■ Exercise
Make an exact copy of all the entries, with the pictures left out.

####

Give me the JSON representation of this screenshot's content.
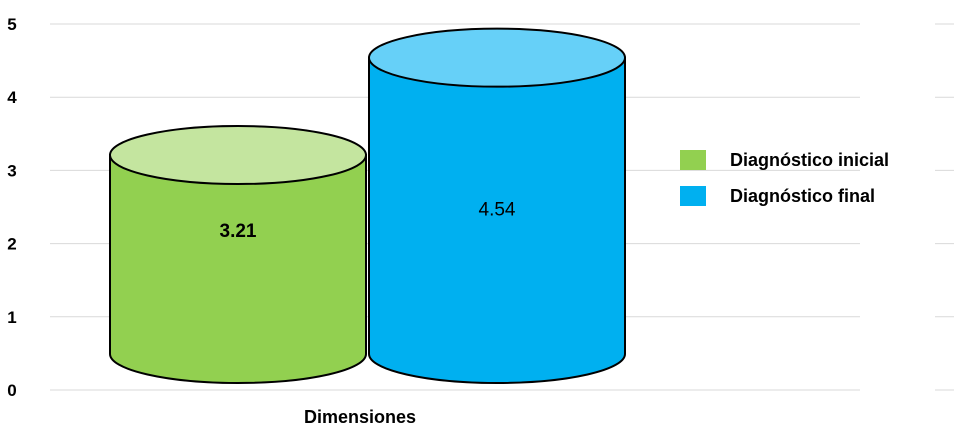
{
  "chart_data": {
    "type": "bar",
    "style": "3d-cylinder",
    "xlabel": "Dimensiones",
    "ylabel": "",
    "ylim": [
      0,
      5
    ],
    "yticks": [
      0,
      1,
      2,
      3,
      4,
      5
    ],
    "grid": true,
    "legend_position": "right",
    "series": [
      {
        "name": "Diagnóstico inicial",
        "value": 3.21,
        "label": "3.21",
        "label_bold": true,
        "color": "#92d050",
        "top_color": "#c4e59f"
      },
      {
        "name": "Diagnóstico final",
        "value": 4.54,
        "label": "4.54",
        "label_bold": false,
        "color": "#00b0f0",
        "top_color": "#66d0f8"
      }
    ]
  }
}
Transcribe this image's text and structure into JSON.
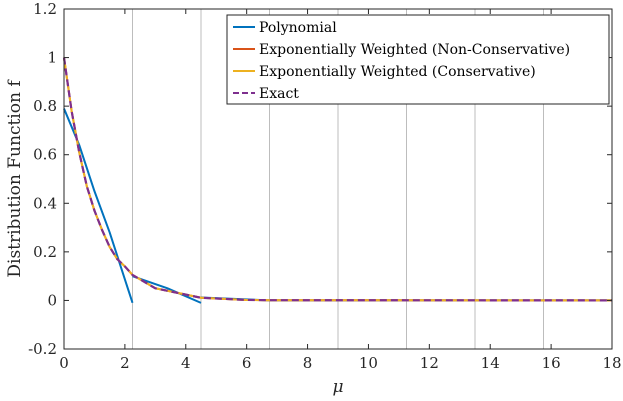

####

■ Exercise result
Give me the JSON representation of this screenshot's content.
{
  "chart_data": {
    "type": "bar",
    "style": "3d-cylinder",
    "xlabel": "Dimensiones",
    "ylabel": "",
    "ylim": [
      0,
      5
    ],
    "yticks": [
      0,
      1,
      2,
      3,
      4,
      5
    ],
    "grid": true,
    "legend_position": "right",
    "series": [
      {
        "name": "Diagnóstico inicial",
        "value": 3.21,
        "label": "3.21",
        "label_bold": true,
        "color": "#92d050",
        "top_color": "#c4e59f"
      },
      {
        "name": "Diagnóstico final",
        "value": 4.54,
        "label": "4.54",
        "label_bold": false,
        "color": "#00b0f0",
        "top_color": "#66d0f8"
      }
    ]
  }
}
Transcribe this image's text and structure into JSON.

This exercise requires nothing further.